Records
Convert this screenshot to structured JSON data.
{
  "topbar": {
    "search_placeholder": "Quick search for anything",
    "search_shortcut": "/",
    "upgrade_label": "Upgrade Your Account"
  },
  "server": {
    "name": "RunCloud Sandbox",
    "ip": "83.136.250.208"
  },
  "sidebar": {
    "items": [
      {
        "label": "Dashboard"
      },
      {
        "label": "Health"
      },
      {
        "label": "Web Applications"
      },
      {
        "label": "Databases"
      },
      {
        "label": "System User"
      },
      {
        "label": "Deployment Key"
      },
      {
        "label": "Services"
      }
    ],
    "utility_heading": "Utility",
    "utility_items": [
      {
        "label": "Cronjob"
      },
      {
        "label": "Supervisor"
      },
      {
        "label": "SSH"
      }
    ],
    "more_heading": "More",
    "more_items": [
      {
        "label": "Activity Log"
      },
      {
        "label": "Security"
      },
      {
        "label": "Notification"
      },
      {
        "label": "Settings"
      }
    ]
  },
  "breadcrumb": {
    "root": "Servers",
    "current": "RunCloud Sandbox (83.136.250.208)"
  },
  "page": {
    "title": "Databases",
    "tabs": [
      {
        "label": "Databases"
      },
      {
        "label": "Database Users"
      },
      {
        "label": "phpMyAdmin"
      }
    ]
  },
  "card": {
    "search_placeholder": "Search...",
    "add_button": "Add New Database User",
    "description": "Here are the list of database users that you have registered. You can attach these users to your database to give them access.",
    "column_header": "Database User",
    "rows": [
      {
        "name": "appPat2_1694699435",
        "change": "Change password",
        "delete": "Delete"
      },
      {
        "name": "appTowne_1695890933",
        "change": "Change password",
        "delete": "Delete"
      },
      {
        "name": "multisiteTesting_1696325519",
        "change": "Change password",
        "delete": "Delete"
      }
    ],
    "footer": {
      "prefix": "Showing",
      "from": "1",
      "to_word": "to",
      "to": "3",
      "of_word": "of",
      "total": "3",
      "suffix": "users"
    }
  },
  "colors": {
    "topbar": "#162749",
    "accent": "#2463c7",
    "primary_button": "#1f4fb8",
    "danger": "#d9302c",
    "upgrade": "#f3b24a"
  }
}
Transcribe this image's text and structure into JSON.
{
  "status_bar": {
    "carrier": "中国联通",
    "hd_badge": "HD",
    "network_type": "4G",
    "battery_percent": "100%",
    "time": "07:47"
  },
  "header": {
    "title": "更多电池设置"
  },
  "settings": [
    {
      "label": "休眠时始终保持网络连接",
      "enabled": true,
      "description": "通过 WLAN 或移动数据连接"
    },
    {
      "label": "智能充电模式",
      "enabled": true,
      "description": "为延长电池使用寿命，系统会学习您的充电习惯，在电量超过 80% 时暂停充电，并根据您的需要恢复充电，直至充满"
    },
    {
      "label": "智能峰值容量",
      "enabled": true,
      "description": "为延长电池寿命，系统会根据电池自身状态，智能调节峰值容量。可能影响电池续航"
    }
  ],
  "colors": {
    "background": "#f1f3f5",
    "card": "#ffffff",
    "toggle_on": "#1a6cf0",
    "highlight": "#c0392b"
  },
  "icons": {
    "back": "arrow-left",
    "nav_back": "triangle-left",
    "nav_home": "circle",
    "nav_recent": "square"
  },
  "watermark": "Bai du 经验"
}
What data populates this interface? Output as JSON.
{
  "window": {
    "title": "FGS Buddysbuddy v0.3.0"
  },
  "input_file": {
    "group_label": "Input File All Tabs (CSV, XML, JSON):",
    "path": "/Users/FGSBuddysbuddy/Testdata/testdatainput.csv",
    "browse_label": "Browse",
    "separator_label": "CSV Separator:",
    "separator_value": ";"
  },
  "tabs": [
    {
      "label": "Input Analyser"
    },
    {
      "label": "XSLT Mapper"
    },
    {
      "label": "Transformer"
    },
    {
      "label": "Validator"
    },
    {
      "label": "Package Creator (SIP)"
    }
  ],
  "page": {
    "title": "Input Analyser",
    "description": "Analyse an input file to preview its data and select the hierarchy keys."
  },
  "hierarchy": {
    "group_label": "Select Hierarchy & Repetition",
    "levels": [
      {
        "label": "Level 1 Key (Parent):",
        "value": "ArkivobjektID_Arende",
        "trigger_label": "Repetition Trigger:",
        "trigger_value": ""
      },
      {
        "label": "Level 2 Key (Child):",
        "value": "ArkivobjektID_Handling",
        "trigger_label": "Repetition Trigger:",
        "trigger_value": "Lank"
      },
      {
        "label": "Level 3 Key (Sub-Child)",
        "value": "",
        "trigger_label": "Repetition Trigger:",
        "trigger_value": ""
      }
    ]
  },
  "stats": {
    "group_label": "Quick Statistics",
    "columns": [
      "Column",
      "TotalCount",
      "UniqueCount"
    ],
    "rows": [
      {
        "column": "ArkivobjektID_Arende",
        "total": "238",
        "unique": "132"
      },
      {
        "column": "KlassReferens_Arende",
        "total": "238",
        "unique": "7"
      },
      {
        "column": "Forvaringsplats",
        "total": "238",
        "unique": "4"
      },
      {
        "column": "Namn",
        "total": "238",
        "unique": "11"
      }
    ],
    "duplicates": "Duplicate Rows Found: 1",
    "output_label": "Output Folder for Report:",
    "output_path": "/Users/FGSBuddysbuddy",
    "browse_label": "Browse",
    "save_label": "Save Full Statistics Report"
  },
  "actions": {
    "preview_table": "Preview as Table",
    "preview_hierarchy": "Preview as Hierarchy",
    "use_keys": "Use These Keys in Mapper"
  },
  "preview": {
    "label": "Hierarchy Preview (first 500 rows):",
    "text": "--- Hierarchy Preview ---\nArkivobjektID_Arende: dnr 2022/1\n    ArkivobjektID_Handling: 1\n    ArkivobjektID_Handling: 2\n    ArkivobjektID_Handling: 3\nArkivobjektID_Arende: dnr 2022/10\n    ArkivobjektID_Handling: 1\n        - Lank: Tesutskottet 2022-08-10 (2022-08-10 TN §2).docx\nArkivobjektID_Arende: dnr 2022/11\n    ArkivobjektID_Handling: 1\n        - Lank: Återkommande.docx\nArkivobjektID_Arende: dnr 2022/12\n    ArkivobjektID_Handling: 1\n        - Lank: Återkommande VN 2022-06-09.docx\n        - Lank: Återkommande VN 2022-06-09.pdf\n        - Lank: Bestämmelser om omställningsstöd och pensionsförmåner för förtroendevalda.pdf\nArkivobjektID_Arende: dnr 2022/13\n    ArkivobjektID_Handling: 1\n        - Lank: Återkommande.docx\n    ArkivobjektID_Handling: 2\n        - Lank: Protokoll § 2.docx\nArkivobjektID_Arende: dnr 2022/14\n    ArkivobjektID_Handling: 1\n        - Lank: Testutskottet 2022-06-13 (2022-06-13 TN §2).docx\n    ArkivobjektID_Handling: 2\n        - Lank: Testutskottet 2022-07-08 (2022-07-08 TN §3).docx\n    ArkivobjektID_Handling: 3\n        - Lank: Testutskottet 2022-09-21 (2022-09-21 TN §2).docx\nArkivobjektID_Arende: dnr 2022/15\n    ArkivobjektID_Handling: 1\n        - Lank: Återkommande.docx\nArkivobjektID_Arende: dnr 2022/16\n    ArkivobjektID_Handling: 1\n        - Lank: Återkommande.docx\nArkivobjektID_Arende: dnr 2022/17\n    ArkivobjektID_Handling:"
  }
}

- _Exercise instructions_: Copy out every line of the listing that includes the string "Sandbox".

- _Written reply_:
    "name": "RunCloud Sandbox",
    "current": "RunCloud Sandbox (83.136.250.208)"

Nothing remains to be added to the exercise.